- _Task material_
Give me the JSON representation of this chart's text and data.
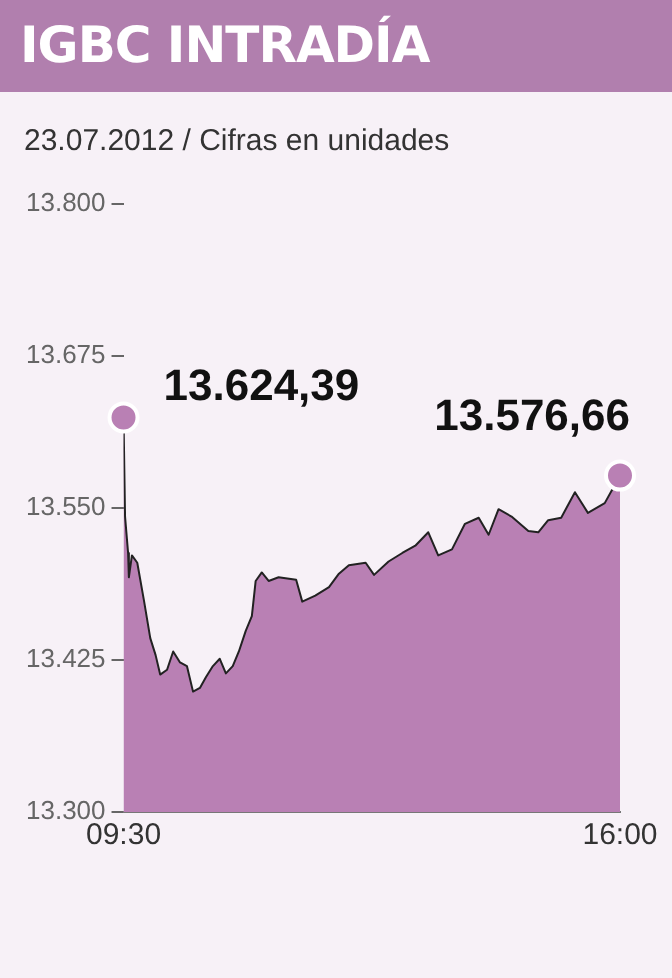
{
  "chart_data": {
    "type": "area",
    "title": "IGBC INTRADÍA",
    "subtitle": "23.07.2012 / Cifras en unidades",
    "color": "#b980b4",
    "x": [
      9.5,
      9.52,
      9.56,
      9.57,
      9.61,
      9.68,
      9.77,
      9.85,
      9.92,
      9.98,
      10.07,
      10.15,
      10.24,
      10.33,
      10.41,
      10.5,
      10.58,
      10.67,
      10.76,
      10.84,
      10.93,
      11.01,
      11.1,
      11.18,
      11.23,
      11.31,
      11.4,
      11.53,
      11.76,
      11.84,
      12.01,
      12.19,
      12.32,
      12.45,
      12.67,
      12.78,
      12.97,
      13.15,
      13.32,
      13.49,
      13.62,
      13.8,
      13.97,
      14.15,
      14.28,
      14.41,
      14.58,
      14.8,
      14.93,
      15.06,
      15.23,
      15.41,
      15.58,
      15.8,
      16.0
    ],
    "values": [
      13624.39,
      13543,
      13513,
      13493,
      13511,
      13505,
      13473,
      13443,
      13429,
      13413,
      13417,
      13432,
      13423,
      13420,
      13399,
      13402,
      13411,
      13420,
      13426,
      13414,
      13420,
      13432,
      13449,
      13461,
      13490,
      13497,
      13490,
      13493,
      13491,
      13473,
      13478,
      13485,
      13496,
      13503,
      13505,
      13495,
      13506,
      13513,
      13519,
      13530,
      13511,
      13516,
      13537,
      13542,
      13528,
      13549,
      13543,
      13531,
      13530,
      13540,
      13542,
      13563,
      13546,
      13554,
      13576.66
    ],
    "value_labels": [
      "13.624,39",
      null,
      null,
      null,
      null,
      null,
      null,
      null,
      null,
      null,
      null,
      null,
      null,
      null,
      null,
      null,
      null,
      null,
      null,
      null,
      null,
      null,
      null,
      null,
      null,
      null,
      null,
      null,
      null,
      null,
      null,
      null,
      null,
      null,
      null,
      null,
      null,
      null,
      null,
      null,
      null,
      null,
      null,
      null,
      null,
      null,
      null,
      null,
      null,
      null,
      null,
      null,
      null,
      null,
      "13.576,66"
    ],
    "xlim": [
      9.5,
      16.0
    ],
    "xticks": [
      {
        "value": 9.5,
        "label": "09:30"
      },
      {
        "value": 16.0,
        "label": "16:00"
      }
    ],
    "ylim": [
      13300,
      13800
    ],
    "yticks": [
      {
        "value": 13300,
        "label": "13.300"
      },
      {
        "value": 13425,
        "label": "13.425"
      },
      {
        "value": 13550,
        "label": "13.550"
      },
      {
        "value": 13675,
        "label": "13.675"
      },
      {
        "value": 13800,
        "label": "13.800"
      }
    ],
    "grid": false,
    "legend": false
  }
}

- _Directive_
Without including any picture, retype the entries exactly.

- _Solution to the problem_
Give me the JSON representation of this chart's text and data.
{
  "chart_data": {
    "type": "area",
    "title": "IGBC INTRADÍA",
    "subtitle": "23.07.2012 / Cifras en unidades",
    "color": "#b980b4",
    "x": [
      9.5,
      9.52,
      9.56,
      9.57,
      9.61,
      9.68,
      9.77,
      9.85,
      9.92,
      9.98,
      10.07,
      10.15,
      10.24,
      10.33,
      10.41,
      10.5,
      10.58,
      10.67,
      10.76,
      10.84,
      10.93,
      11.01,
      11.1,
      11.18,
      11.23,
      11.31,
      11.4,
      11.53,
      11.76,
      11.84,
      12.01,
      12.19,
      12.32,
      12.45,
      12.67,
      12.78,
      12.97,
      13.15,
      13.32,
      13.49,
      13.62,
      13.8,
      13.97,
      14.15,
      14.28,
      14.41,
      14.58,
      14.8,
      14.93,
      15.06,
      15.23,
      15.41,
      15.58,
      15.8,
      16.0
    ],
    "values": [
      13624.39,
      13543,
      13513,
      13493,
      13511,
      13505,
      13473,
      13443,
      13429,
      13413,
      13417,
      13432,
      13423,
      13420,
      13399,
      13402,
      13411,
      13420,
      13426,
      13414,
      13420,
      13432,
      13449,
      13461,
      13490,
      13497,
      13490,
      13493,
      13491,
      13473,
      13478,
      13485,
      13496,
      13503,
      13505,
      13495,
      13506,
      13513,
      13519,
      13530,
      13511,
      13516,
      13537,
      13542,
      13528,
      13549,
      13543,
      13531,
      13530,
      13540,
      13542,
      13563,
      13546,
      13554,
      13576.66
    ],
    "value_labels": [
      "13.624,39",
      null,
      null,
      null,
      null,
      null,
      null,
      null,
      null,
      null,
      null,
      null,
      null,
      null,
      null,
      null,
      null,
      null,
      null,
      null,
      null,
      null,
      null,
      null,
      null,
      null,
      null,
      null,
      null,
      null,
      null,
      null,
      null,
      null,
      null,
      null,
      null,
      null,
      null,
      null,
      null,
      null,
      null,
      null,
      null,
      null,
      null,
      null,
      null,
      null,
      null,
      null,
      null,
      null,
      "13.576,66"
    ],
    "xlim": [
      9.5,
      16.0
    ],
    "xticks": [
      {
        "value": 9.5,
        "label": "09:30"
      },
      {
        "value": 16.0,
        "label": "16:00"
      }
    ],
    "ylim": [
      13300,
      13800
    ],
    "yticks": [
      {
        "value": 13300,
        "label": "13.300"
      },
      {
        "value": 13425,
        "label": "13.425"
      },
      {
        "value": 13550,
        "label": "13.550"
      },
      {
        "value": 13675,
        "label": "13.675"
      },
      {
        "value": 13800,
        "label": "13.800"
      }
    ],
    "grid": false,
    "legend": false
  }
}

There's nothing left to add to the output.